Please turn the rows below into a numbered list, dropping any blank lines and leaving out the pictures.

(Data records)
---

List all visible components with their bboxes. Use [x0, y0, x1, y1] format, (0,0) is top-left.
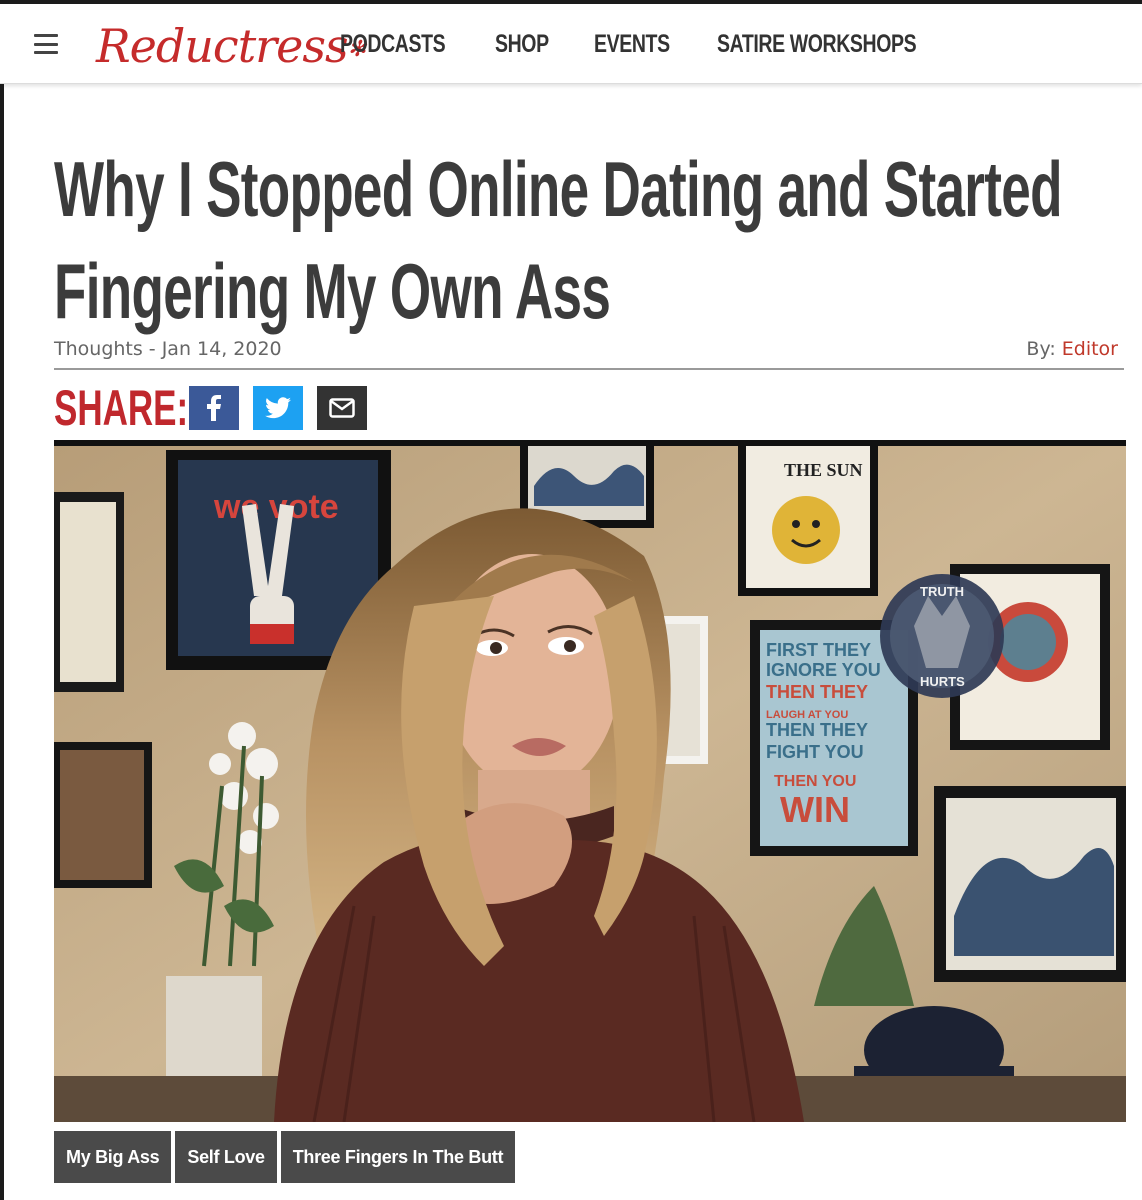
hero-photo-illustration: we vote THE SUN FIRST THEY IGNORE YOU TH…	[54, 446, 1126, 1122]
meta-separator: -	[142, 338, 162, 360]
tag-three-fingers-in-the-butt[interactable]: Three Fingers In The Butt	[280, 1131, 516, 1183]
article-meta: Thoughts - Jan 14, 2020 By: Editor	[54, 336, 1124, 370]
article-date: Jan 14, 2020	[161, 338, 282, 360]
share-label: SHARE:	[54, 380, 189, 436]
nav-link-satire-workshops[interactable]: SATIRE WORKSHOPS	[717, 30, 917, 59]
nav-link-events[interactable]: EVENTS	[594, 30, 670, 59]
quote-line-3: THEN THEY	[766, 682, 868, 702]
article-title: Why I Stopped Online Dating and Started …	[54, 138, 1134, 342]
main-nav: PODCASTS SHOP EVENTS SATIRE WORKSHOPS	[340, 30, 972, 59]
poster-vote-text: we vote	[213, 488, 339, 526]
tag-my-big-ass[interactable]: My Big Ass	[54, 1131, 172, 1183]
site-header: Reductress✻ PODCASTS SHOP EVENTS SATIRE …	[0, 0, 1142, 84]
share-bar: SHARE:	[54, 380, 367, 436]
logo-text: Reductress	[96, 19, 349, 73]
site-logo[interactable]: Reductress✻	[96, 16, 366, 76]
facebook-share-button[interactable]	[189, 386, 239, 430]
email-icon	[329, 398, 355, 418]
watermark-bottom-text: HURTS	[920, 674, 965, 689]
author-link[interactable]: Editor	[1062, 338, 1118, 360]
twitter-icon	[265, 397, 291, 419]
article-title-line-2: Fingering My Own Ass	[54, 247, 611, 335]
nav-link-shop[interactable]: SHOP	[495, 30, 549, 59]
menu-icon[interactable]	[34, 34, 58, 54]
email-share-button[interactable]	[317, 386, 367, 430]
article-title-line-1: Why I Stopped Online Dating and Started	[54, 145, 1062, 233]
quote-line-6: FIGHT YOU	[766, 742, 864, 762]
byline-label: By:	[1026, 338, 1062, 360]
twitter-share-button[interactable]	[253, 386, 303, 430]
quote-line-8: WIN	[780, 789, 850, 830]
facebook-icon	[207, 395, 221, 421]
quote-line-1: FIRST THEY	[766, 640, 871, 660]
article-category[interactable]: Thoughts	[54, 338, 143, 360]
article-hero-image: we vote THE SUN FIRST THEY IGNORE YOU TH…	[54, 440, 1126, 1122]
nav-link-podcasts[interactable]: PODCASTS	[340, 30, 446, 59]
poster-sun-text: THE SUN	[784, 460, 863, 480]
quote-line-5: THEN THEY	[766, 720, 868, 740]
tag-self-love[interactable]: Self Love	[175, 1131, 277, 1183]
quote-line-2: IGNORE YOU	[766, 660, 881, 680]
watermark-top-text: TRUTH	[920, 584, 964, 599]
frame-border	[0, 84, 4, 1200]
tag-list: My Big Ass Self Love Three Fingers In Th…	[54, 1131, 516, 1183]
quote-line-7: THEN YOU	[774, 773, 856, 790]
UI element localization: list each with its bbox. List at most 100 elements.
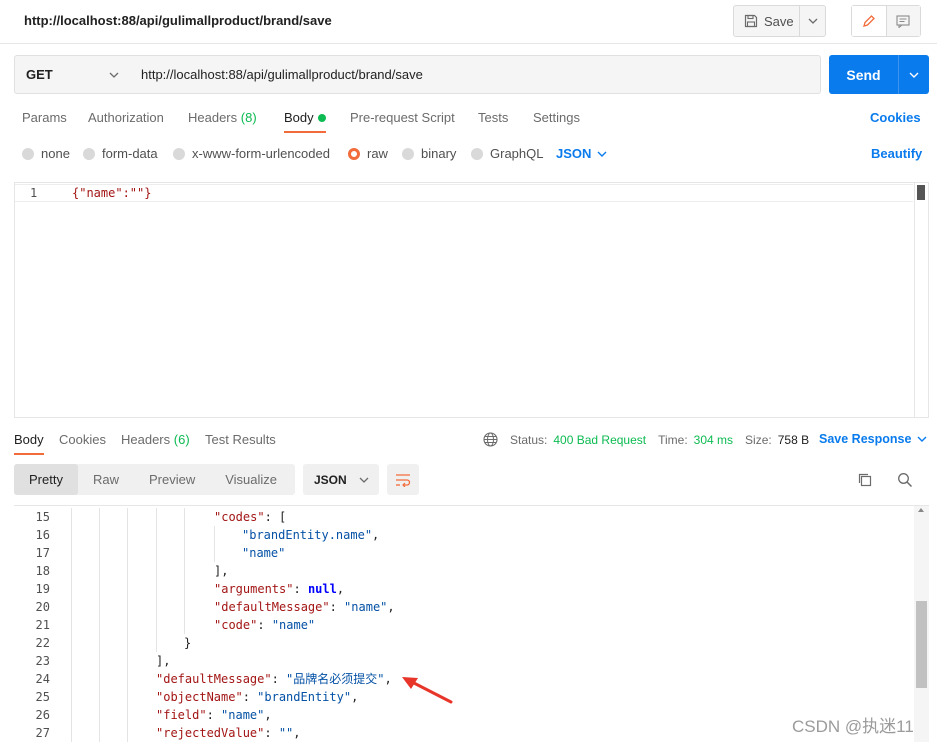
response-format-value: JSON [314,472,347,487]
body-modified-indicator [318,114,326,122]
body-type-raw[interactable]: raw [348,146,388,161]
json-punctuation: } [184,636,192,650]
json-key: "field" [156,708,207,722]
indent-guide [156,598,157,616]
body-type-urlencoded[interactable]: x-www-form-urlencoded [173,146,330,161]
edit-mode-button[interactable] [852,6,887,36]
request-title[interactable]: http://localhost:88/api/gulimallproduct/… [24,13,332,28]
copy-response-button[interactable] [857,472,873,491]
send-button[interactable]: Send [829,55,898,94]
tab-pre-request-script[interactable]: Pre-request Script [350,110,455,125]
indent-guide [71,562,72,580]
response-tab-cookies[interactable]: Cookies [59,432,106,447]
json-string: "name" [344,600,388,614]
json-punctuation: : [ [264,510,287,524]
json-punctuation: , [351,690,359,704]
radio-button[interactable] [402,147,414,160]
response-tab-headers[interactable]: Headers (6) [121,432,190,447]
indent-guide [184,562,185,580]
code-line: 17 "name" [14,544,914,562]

---

### [RESULT OF THE TASK]
1. List all visible components with their bboxes. Use [x0, y0, x1, y1] format, (0,0) is top-left.
2. hero-photo-illustration: we vote THE SUN FIRST THEY IGNORE YOU TH…	[54, 446, 1126, 1122]
3. meta-separator: -	[142, 338, 162, 360]
4. tag-three-fingers-in-the-butt[interactable]: Three Fingers In The Butt	[280, 1131, 516, 1183]
5. article-meta: Thoughts - Jan 14, 2020 By: Editor	[54, 336, 1124, 370]
6. article-date: Jan 14, 2020	[161, 338, 282, 360]
7. share-label: SHARE:	[54, 380, 189, 436]
8. nav-link-satire-workshops[interactable]: SATIRE WORKSHOPS	[717, 30, 917, 59]
9. nav-link-events[interactable]: EVENTS	[594, 30, 670, 59]
10. quote-line-3: THEN THEY	[766, 682, 868, 702]
11. article-title: Why I Stopped Online Dating and Started …	[54, 138, 1134, 342]
12. main-nav: PODCASTS SHOP EVENTS SATIRE WORKSHOPS	[340, 30, 972, 59]
13. poster-vote-text: we vote	[213, 488, 339, 526]
14. tag-my-big-ass[interactable]: My Big Ass	[54, 1131, 172, 1183]
15. site-header: Reductress✻ PODCASTS SHOP EVENTS SATIRE …	[0, 0, 1142, 84]
16. share-bar: SHARE:	[54, 380, 367, 436]
17. logo-text: Reductress	[96, 19, 349, 73]
18. site-logo[interactable]: Reductress✻	[96, 16, 366, 76]
19. facebook-share-button[interactable]	[189, 386, 239, 430]
20. email-icon	[329, 398, 355, 418]
21. watermark-bottom-text: HURTS	[920, 674, 965, 689]
22. author-link[interactable]: Editor	[1062, 338, 1118, 360]
23. twitter-icon	[265, 397, 291, 419]
24. article-title-line-2: Fingering My Own Ass	[54, 247, 611, 335]
25. nav-link-shop[interactable]: SHOP	[495, 30, 549, 59]
26. menu-icon[interactable]	[34, 34, 58, 54]
27. email-share-button[interactable]	[317, 386, 367, 430]
28. article-title-line-1: Why I Stopped Online Dating and Started	[54, 145, 1062, 233]
29. quote-line-6: FIGHT YOU	[766, 742, 864, 762]
30. byline-label: By:	[1026, 338, 1062, 360]
31. twitter-share-button[interactable]	[253, 386, 303, 430]
32. quote-line-8: WIN	[780, 789, 850, 830]
33. facebook-icon	[207, 395, 221, 421]
34. quote-line-1: FIRST THEY	[766, 640, 871, 660]
35. article-category[interactable]: Thoughts	[54, 338, 143, 360]
36. article-hero-image: we vote THE SUN FIRST THEY IGNORE YOU TH…	[54, 440, 1126, 1122]
37. nav-link-podcasts[interactable]: PODCASTS	[340, 30, 446, 59]
38. poster-sun-text: THE SUN	[784, 460, 863, 480]
39. quote-line-5: THEN THEY	[766, 720, 868, 740]
40. tag-self-love[interactable]: Self Love	[175, 1131, 277, 1183]
41. quote-line-2: IGNORE YOU	[766, 660, 881, 680]
42. watermark-top-text: TRUTH	[920, 584, 964, 599]
43. frame-border	[0, 84, 4, 1200]
44. tag-list: My Big Ass Self Love Three Fingers In Th…	[54, 1131, 516, 1183]
45. quote-line-7: THEN YOU	[774, 773, 856, 790]
46. UI element localization: list each with its bbox. List at most 100 elements.
47. response-format-value: JSON [314,472,347,487]
48. body-modified-indicator [318,114,326,122]
49. body-type-raw[interactable]: raw [348,146,388,161]
50. json-punctuation: } [184,636,192,650]
51. json-key: "field" [156,708,207,722]
52. indent-guide [156,598,157,616]
53. body-type-urlencoded[interactable]: x-www-form-urlencoded [173,146,330,161]
54. edit-mode-button[interactable] [852,6,887,36]
55. request-title[interactable]: http://localhost:88/api/gulimallproduct/… [24,13,332,28]
56. copy-response-button[interactable] [857,472,873,491]
57. send-button[interactable]: Send [829,55,898,94]
58. tab-pre-request-script[interactable]: Pre-request Script [350,110,455,125]
59. indent-guide [71,562,72,580]
60. response-tab-cookies[interactable]: Cookies [59,432,106,447]
61. json-string: "name" [344,600,388,614]
62. json-punctuation: : [ [264,510,287,524]
63. json-punctuation: , [351,690,359,704]
64. radio-button[interactable] [402,147,414,160]
65. response-tab-headers[interactable]: Headers (6) [121,432,190,447]
66. indent-guide [184,562,185,580]
67. code-line: 17 "name" [14,544,914,562]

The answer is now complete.